## Written exercise
Show every line of the records below that contains the word "average".

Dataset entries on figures
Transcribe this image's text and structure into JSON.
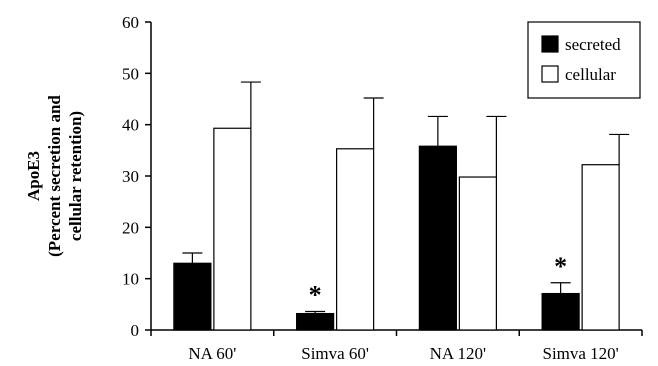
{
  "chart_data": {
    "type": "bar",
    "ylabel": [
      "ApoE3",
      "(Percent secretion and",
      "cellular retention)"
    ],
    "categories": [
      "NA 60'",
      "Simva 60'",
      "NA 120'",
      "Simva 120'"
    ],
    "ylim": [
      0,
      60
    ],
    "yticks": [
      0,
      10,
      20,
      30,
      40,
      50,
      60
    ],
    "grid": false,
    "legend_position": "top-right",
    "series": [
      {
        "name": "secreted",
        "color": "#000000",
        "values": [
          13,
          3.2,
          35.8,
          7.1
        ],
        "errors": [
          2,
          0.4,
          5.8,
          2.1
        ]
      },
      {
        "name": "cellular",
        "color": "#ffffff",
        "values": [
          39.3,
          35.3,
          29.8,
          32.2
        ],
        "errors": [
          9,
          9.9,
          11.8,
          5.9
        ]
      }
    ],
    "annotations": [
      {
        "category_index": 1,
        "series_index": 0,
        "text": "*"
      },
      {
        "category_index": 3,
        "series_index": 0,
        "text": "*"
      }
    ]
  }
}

---

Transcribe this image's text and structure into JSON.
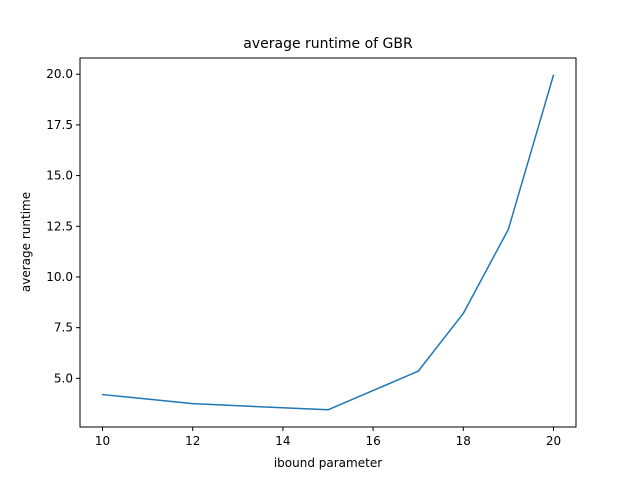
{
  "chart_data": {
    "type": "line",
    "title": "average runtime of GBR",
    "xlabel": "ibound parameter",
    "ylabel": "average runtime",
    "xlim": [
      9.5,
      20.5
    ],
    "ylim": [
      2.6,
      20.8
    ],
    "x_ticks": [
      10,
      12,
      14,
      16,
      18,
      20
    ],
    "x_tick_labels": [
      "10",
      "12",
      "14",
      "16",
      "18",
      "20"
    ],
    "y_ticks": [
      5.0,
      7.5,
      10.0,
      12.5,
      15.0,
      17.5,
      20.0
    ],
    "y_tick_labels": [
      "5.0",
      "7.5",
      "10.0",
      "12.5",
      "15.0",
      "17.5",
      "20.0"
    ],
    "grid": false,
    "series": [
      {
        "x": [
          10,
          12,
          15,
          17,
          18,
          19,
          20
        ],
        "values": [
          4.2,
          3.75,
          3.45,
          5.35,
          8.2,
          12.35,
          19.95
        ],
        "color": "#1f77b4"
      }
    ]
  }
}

## Result of this exercise
    "title": "average runtime of GBR",
    "ylabel": "average runtime",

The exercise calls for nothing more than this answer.